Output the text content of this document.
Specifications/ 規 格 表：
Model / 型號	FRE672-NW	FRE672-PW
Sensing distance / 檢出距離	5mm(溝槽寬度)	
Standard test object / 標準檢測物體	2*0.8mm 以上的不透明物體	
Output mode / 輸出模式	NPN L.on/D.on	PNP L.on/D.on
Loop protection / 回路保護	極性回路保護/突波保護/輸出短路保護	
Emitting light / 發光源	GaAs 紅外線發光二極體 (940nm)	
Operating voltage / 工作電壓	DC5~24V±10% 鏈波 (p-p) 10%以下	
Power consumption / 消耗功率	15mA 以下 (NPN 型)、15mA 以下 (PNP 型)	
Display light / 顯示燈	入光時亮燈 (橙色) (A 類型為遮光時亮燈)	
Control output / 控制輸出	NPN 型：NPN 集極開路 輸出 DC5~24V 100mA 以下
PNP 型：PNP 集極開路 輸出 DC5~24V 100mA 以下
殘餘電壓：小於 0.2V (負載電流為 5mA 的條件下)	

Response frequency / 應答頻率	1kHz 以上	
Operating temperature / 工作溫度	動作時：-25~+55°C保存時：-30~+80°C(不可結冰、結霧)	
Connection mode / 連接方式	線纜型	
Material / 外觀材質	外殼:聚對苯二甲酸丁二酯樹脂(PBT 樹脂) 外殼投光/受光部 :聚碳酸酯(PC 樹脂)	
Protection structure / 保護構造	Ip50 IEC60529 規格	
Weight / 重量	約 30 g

- _What you need to do_
Lines containing the string "集極開路" are to be selected and copied.

- _Result_
Control output / 控制輸出	NPN 型：NPN 集極開路 輸出 DC5~24V 100mA 以下
PNP 型：PNP 集極開路 輸出 DC5~24V 100mA 以下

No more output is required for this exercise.